_Written exercise_
Write out the data below word for word, starting with the line that contains "svg-text:1500: 1500 [117, 523, 143, 538]" and going on through the line that contains "svg-text:N/A Requesting: N/A", including both of those lines.

== Data supplied ==

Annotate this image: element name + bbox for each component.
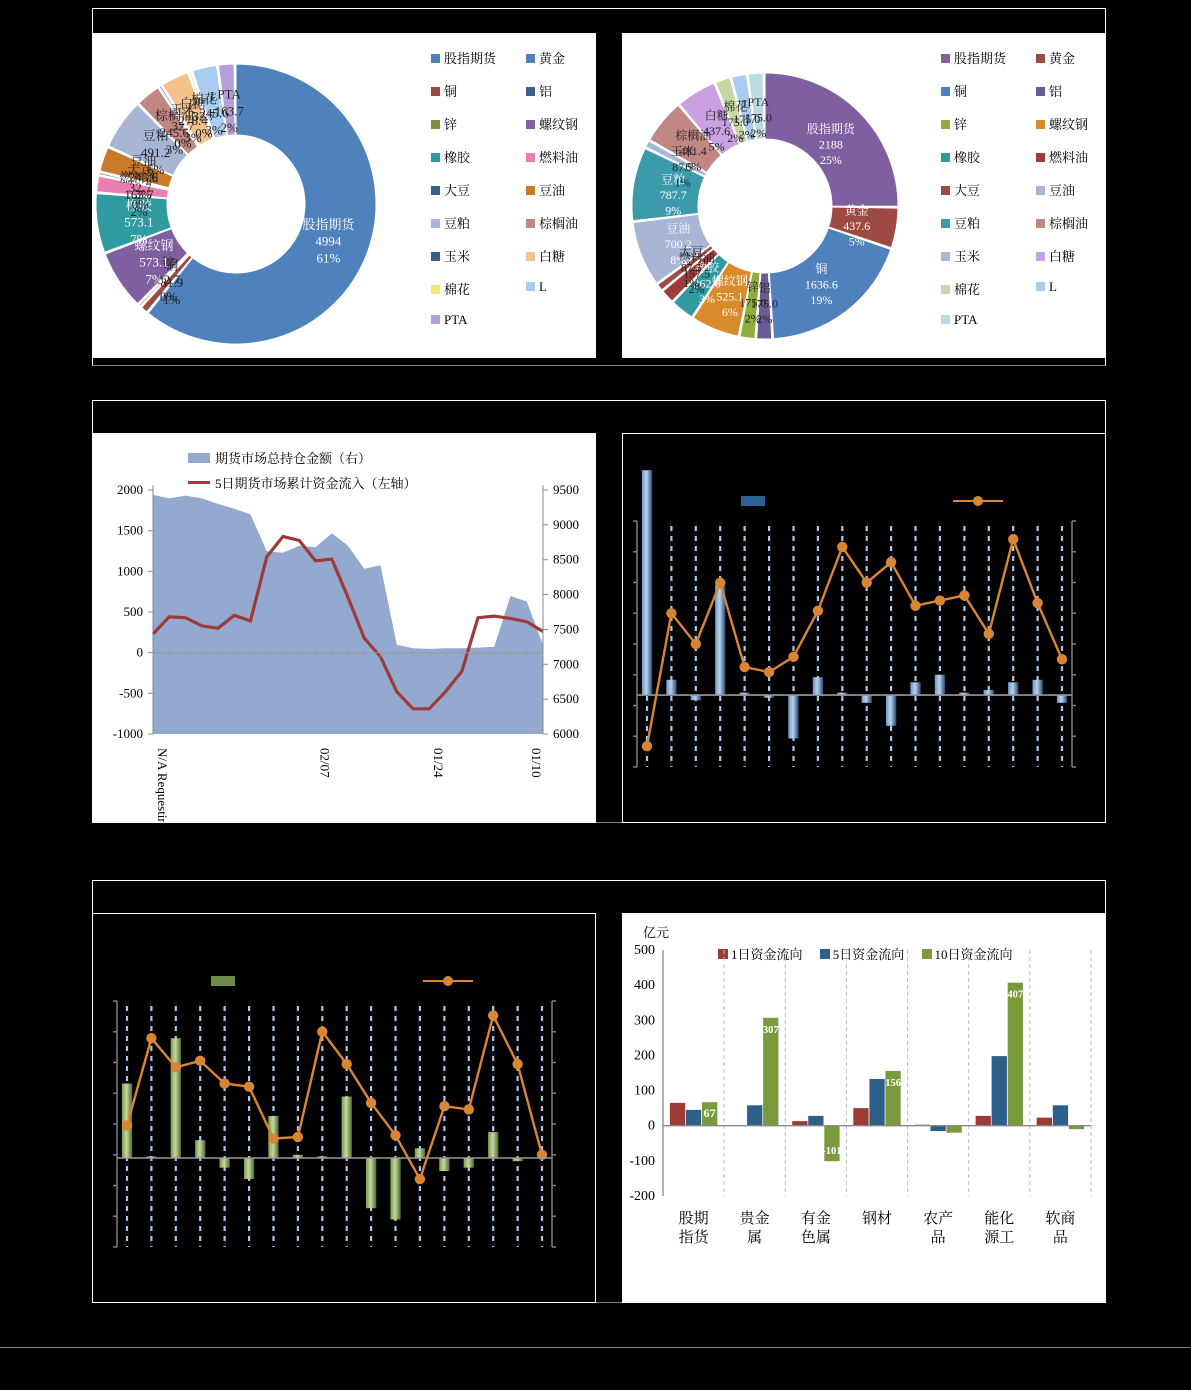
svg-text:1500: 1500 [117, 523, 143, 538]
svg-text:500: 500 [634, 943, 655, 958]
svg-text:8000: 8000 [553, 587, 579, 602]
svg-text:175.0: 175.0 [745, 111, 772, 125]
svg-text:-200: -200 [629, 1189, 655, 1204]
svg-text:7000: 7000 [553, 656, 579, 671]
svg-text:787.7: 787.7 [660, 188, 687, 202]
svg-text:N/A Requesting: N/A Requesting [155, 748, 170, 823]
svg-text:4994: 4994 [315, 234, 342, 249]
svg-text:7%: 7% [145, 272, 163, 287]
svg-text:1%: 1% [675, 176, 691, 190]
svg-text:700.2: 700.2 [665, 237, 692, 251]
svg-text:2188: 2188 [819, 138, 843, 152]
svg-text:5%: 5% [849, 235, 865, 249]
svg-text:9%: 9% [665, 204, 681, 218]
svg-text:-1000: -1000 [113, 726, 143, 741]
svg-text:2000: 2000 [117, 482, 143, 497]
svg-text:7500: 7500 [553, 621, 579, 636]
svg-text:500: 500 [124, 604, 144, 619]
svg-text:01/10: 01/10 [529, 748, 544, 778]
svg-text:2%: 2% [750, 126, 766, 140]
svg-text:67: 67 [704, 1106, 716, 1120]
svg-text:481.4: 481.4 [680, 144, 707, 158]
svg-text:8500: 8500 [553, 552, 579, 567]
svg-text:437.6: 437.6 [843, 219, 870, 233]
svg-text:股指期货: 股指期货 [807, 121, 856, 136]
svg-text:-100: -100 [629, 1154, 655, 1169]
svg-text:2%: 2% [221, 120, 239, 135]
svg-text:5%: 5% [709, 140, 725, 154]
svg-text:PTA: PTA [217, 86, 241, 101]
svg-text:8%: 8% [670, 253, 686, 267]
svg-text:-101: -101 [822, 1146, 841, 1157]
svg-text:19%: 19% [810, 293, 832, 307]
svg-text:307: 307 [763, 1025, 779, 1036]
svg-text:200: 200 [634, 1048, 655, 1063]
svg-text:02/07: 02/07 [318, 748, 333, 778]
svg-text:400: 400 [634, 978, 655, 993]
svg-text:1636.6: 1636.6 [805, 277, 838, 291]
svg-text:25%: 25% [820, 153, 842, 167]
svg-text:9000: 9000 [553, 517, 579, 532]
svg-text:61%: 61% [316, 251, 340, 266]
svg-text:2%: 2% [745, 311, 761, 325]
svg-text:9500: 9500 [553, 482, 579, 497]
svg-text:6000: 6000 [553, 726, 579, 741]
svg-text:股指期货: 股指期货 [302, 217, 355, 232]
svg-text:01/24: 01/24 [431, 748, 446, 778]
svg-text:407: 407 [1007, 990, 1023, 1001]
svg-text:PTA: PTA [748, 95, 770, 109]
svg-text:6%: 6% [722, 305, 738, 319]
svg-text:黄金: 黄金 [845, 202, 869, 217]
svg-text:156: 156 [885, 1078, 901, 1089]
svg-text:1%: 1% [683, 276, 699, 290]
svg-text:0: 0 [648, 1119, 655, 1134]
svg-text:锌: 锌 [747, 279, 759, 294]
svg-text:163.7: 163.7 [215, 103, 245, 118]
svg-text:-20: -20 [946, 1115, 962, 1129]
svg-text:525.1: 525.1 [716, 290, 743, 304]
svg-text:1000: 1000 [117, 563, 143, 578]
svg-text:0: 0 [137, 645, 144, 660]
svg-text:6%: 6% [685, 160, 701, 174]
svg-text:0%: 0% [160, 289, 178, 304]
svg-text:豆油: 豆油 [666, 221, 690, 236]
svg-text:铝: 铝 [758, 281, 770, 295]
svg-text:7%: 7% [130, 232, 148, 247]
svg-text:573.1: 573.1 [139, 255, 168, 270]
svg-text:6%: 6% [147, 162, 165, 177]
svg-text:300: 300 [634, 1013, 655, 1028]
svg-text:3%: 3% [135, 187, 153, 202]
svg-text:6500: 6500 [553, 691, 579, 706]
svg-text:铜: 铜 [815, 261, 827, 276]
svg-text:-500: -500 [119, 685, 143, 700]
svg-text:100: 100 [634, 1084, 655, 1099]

===

_Correct result_
svg-text:1500: 1500 [117, 523, 143, 538]
svg-text:500: 500 [634, 943, 655, 958]
svg-text:8000: 8000 [553, 587, 579, 602]
svg-text:175.0: 175.0 [745, 111, 772, 125]
svg-text:-200: -200 [629, 1189, 655, 1204]
svg-text:7000: 7000 [553, 656, 579, 671]
svg-text:787.7: 787.7 [660, 188, 687, 202]
svg-text:N/A Requesting: N/A Requesting [155, 748, 170, 823]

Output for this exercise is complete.